[Source data]
>> START
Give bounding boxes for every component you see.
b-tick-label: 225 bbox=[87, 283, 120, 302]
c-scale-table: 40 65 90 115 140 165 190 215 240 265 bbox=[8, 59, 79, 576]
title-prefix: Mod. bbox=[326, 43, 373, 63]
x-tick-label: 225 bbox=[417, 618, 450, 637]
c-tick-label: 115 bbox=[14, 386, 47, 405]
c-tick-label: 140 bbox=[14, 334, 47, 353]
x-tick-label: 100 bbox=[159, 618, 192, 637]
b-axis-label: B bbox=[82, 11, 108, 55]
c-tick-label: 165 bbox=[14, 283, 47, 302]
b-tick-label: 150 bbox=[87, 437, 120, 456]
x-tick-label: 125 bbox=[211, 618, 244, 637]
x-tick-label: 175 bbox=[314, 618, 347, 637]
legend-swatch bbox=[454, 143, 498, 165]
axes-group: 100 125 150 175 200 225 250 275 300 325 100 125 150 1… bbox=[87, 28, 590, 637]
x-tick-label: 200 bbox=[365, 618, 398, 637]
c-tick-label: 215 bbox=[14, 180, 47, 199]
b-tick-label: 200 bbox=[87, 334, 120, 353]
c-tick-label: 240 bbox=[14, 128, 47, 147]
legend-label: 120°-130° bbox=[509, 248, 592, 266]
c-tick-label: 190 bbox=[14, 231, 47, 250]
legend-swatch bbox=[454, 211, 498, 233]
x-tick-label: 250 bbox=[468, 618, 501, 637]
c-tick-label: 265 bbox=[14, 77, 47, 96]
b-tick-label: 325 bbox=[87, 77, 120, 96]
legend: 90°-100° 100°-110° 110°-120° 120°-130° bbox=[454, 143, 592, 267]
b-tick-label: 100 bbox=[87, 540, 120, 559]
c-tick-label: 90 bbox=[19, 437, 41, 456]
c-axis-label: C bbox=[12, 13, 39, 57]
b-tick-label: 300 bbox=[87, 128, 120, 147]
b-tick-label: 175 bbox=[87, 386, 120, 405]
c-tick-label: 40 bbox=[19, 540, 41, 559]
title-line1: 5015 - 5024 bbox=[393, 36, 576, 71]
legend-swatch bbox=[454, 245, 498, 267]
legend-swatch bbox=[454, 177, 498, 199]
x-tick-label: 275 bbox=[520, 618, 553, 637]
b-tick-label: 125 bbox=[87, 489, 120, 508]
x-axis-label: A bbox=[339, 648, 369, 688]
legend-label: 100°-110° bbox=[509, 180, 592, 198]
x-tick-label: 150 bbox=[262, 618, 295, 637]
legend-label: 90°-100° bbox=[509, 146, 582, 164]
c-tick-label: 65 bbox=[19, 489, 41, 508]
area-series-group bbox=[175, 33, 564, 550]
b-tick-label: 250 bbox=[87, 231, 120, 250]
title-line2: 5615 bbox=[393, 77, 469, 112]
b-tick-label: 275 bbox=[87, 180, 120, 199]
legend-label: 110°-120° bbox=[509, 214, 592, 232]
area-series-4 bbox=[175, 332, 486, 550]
>> END
> Your task: Copy the data above line for line, changing nothing.

> Solution for this exercise:
Give bounding boxes for every component you see.
b-tick-label: 225 bbox=[87, 283, 120, 302]
c-scale-table: 40 65 90 115 140 165 190 215 240 265 bbox=[8, 59, 79, 576]
title-prefix: Mod. bbox=[326, 43, 373, 63]
x-tick-label: 225 bbox=[417, 618, 450, 637]
c-tick-label: 115 bbox=[14, 386, 47, 405]
c-tick-label: 140 bbox=[14, 334, 47, 353]
x-tick-label: 100 bbox=[159, 618, 192, 637]
b-axis-label: B bbox=[82, 11, 108, 55]
c-tick-label: 165 bbox=[14, 283, 47, 302]
b-tick-label: 150 bbox=[87, 437, 120, 456]
x-tick-label: 125 bbox=[211, 618, 244, 637]
x-tick-label: 175 bbox=[314, 618, 347, 637]
legend-swatch bbox=[454, 143, 498, 165]
axes-group: 100 125 150 175 200 225 250 275 300 325 100 125 150 1… bbox=[87, 28, 590, 637]
x-tick-label: 200 bbox=[365, 618, 398, 637]
c-tick-label: 215 bbox=[14, 180, 47, 199]
b-tick-label: 200 bbox=[87, 334, 120, 353]
c-tick-label: 240 bbox=[14, 128, 47, 147]
legend-label: 120°-130° bbox=[509, 248, 592, 266]
c-tick-label: 190 bbox=[14, 231, 47, 250]
legend-swatch bbox=[454, 211, 498, 233]
x-tick-label: 250 bbox=[468, 618, 501, 637]
c-tick-label: 265 bbox=[14, 77, 47, 96]
b-tick-label: 325 bbox=[87, 77, 120, 96]
legend: 90°-100° 100°-110° 110°-120° 120°-130° bbox=[454, 143, 592, 267]
b-tick-label: 100 bbox=[87, 540, 120, 559]
c-tick-label: 90 bbox=[19, 437, 41, 456]
c-axis-label: C bbox=[12, 13, 39, 57]
b-tick-label: 300 bbox=[87, 128, 120, 147]
b-tick-label: 175 bbox=[87, 386, 120, 405]
c-tick-label: 40 bbox=[19, 540, 41, 559]
title-line1: 5015 - 5024 bbox=[393, 36, 576, 71]
legend-swatch bbox=[454, 245, 498, 267]
legend-swatch bbox=[454, 177, 498, 199]
x-tick-label: 275 bbox=[520, 618, 553, 637]
b-tick-label: 125 bbox=[87, 489, 120, 508]
x-axis-label: A bbox=[339, 648, 369, 688]
legend-label: 100°-110° bbox=[509, 180, 592, 198]
x-tick-label: 150 bbox=[262, 618, 295, 637]
legend-label: 90°-100° bbox=[509, 146, 582, 164]
c-tick-label: 65 bbox=[19, 489, 41, 508]
area-series-group bbox=[175, 33, 564, 550]
b-tick-label: 250 bbox=[87, 231, 120, 250]
title-line2: 5615 bbox=[393, 77, 469, 112]
b-tick-label: 275 bbox=[87, 180, 120, 199]
legend-label: 110°-120° bbox=[509, 214, 592, 232]
area-series-4 bbox=[175, 332, 486, 550]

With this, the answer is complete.